# Task objective
Every record below should be transcribed exactly. Omit the images.

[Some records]
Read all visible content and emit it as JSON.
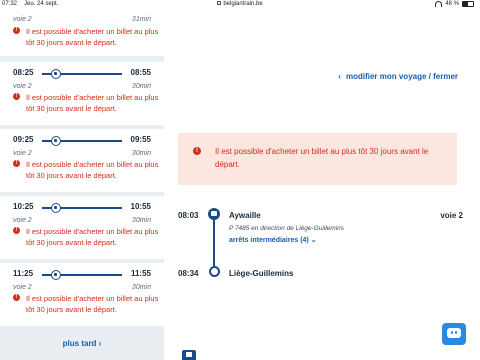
{
  "status_bar": {
    "time": "07:32",
    "date": "Jeu. 24 sept.",
    "url": "belgiantrain.be",
    "battery": "48 %",
    "battery_level": 0.48
  },
  "connections": [
    {
      "departure": "",
      "arrival": "",
      "platform": "voie 2",
      "duration": "31min",
      "warning": "Il est possible d'acheter un billet au plus tôt 30 jours avant le départ."
    },
    {
      "departure": "08:25",
      "arrival": "08:55",
      "platform": "voie 2",
      "duration": "30min",
      "warning": "Il est possible d'acheter un billet au plus tôt 30 jours avant le départ."
    },
    {
      "departure": "09:25",
      "arrival": "09:55",
      "platform": "voie 2",
      "duration": "30min",
      "warning": "Il est possible d'acheter un billet au plus tôt 30 jours avant le départ."
    },
    {
      "departure": "10:25",
      "arrival": "10:55",
      "platform": "voie 2",
      "duration": "30min",
      "warning": "Il est possible d'acheter un billet au plus tôt 30 jours avant le départ."
    },
    {
      "departure": "11:25",
      "arrival": "11:55",
      "platform": "voie 2",
      "duration": "30min",
      "warning": "Il est possible d'acheter un billet au plus tôt 30 jours avant le départ."
    }
  ],
  "more_link": "plus tard",
  "modify_link": "modifier mon voyage / fermer",
  "alert": "Il est possible d'acheter un billet au plus tôt 30 jours avant le départ.",
  "journey": {
    "departure_time": "08:03",
    "from_station": "Aywaille",
    "platform": "voie 2",
    "train_info": "P 7485 en direction de Liège-Guillemins",
    "intermediate_stops": "arrêts intermédiaires (4)",
    "arrival_time": "08:34",
    "to_station": "Liège-Guillemins"
  },
  "colors": {
    "accent": "#1a5cb0",
    "warning": "#d22e1a",
    "alert_bg": "#fbe7e0",
    "sidebar_bg": "#e9eef2",
    "chat": "#2a8ae2"
  }
}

# Response to the task
Read all visible content and emit it as JSON.
{
  "status_bar": {
    "time": "07:32",
    "date": "Jeu. 24 sept.",
    "url": "belgiantrain.be",
    "battery": "48 %",
    "battery_level": 0.48
  },
  "connections": [
    {
      "departure": "",
      "arrival": "",
      "platform": "voie 2",
      "duration": "31min",
      "warning": "Il est possible d'acheter un billet au plus tôt 30 jours avant le départ."
    },
    {
      "departure": "08:25",
      "arrival": "08:55",
      "platform": "voie 2",
      "duration": "30min",
      "warning": "Il est possible d'acheter un billet au plus tôt 30 jours avant le départ."
    },
    {
      "departure": "09:25",
      "arrival": "09:55",
      "platform": "voie 2",
      "duration": "30min",
      "warning": "Il est possible d'acheter un billet au plus tôt 30 jours avant le départ."
    },
    {
      "departure": "10:25",
      "arrival": "10:55",
      "platform": "voie 2",
      "duration": "30min",
      "warning": "Il est possible d'acheter un billet au plus tôt 30 jours avant le départ."
    },
    {
      "departure": "11:25",
      "arrival": "11:55",
      "platform": "voie 2",
      "duration": "30min",
      "warning": "Il est possible d'acheter un billet au plus tôt 30 jours avant le départ."
    }
  ],
  "more_link": "plus tard",
  "modify_link": "modifier mon voyage / fermer",
  "alert": "Il est possible d'acheter un billet au plus tôt 30 jours avant le départ.",
  "journey": {
    "departure_time": "08:03",
    "from_station": "Aywaille",
    "platform": "voie 2",
    "train_info": "P 7485 en direction de Liège-Guillemins",
    "intermediate_stops": "arrêts intermédiaires (4)",
    "arrival_time": "08:34",
    "to_station": "Liège-Guillemins"
  },
  "colors": {
    "accent": "#1a5cb0",
    "warning": "#d22e1a",
    "alert_bg": "#fbe7e0",
    "sidebar_bg": "#e9eef2",
    "chat": "#2a8ae2"
  }
}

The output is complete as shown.